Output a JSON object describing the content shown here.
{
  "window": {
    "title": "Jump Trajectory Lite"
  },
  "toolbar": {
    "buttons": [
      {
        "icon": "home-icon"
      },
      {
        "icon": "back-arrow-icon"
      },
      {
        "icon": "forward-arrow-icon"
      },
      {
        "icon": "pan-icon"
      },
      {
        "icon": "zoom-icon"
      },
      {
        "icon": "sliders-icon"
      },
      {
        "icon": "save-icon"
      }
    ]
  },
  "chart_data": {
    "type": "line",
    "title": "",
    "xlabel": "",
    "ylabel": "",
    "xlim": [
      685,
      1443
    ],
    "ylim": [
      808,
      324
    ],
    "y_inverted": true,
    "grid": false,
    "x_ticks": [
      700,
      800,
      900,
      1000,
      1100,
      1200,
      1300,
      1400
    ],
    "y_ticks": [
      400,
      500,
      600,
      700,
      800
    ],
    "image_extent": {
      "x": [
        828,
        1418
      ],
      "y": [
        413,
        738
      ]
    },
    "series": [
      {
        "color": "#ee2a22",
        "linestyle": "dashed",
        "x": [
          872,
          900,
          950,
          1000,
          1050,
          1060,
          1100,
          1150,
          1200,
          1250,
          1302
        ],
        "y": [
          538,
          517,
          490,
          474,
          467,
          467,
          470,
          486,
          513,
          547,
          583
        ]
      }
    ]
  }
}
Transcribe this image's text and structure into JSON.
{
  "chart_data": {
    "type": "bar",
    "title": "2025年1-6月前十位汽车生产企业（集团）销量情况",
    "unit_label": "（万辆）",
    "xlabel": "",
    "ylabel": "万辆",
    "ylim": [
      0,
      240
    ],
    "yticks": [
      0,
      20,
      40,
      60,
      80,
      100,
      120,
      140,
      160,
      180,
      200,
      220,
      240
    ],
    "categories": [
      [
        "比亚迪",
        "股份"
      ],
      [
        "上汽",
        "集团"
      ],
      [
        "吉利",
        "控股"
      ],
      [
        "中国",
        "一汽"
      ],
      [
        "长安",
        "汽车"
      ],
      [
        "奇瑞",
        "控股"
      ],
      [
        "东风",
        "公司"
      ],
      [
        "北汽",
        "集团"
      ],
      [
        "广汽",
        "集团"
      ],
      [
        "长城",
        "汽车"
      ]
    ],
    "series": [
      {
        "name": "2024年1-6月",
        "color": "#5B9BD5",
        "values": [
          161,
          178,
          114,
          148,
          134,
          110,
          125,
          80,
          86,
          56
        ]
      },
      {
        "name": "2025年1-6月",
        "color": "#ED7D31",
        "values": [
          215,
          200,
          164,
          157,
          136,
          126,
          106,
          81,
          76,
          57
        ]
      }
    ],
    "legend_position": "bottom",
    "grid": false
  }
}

------

### Exercise task
Using the entries above, return each line in which the word "arrow" occurs.

### Full answer
        "icon": "back-arrow-icon"
        "icon": "forward-arrow-icon"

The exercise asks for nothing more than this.